- _To do_:
Copy each line below exactly and leave the pictures out.

Saved entries
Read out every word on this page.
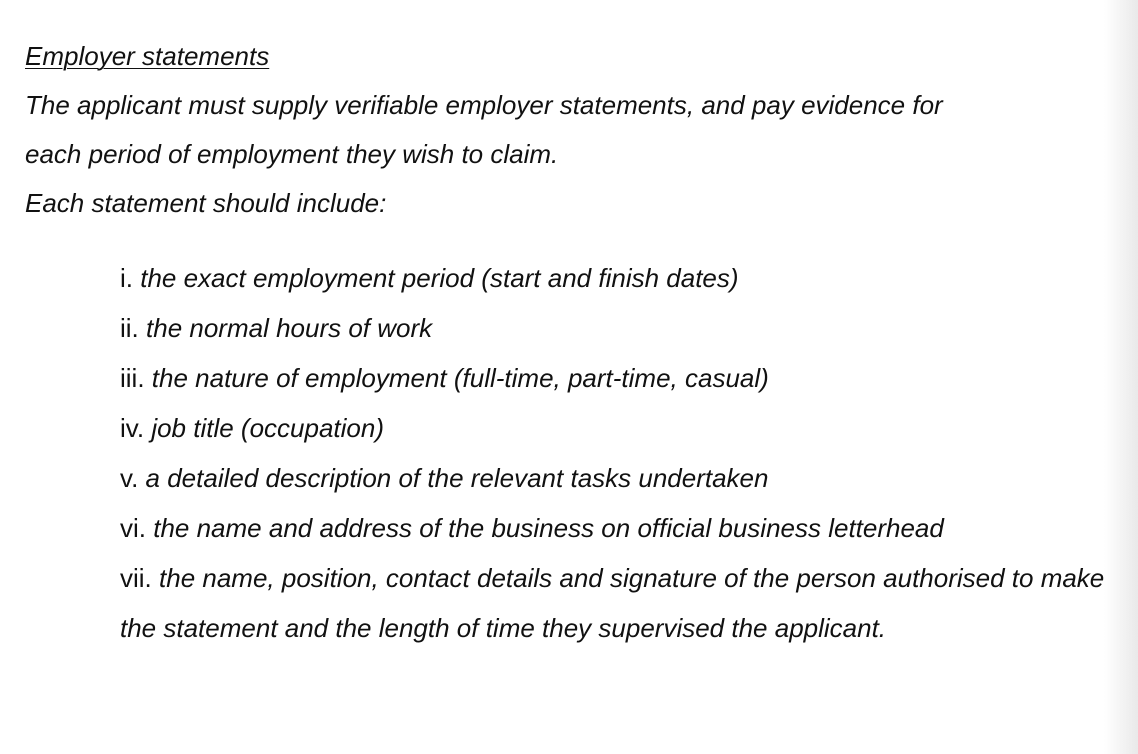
Employer statements
The applicant must supply verifiable employer statements, and pay evidence for
each period of employment they wish to claim.
Each statement should include:
i. the exact employment period (start and finish dates)
ii. the normal hours of work
iii. the nature of employment (full-time, part-time, casual)
iv. job title (occupation)
v. a detailed description of the relevant tasks undertaken
vi. the name and address of the business on official business letterhead
vii. the name, position, contact details and signature of the person authorised to make the statement and the length of time they supervised the applicant.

- _Right answer_:
Read out every word on this page.
Employer statements
The applicant must supply verifiable employer statements, and pay evidence for
each period of employment they wish to claim.
Each statement should include:
i. the exact employment period (start and finish dates)
ii. the normal hours of work
iii. the nature of employment (full-time, part-time, casual)
iv. job title (occupation)
v. a detailed description of the relevant tasks undertaken
vi. the name and address of the business on official business letterhead
vii. the name, position, contact details and signature of the person authorised to make the statement and the length of time they supervised the applicant.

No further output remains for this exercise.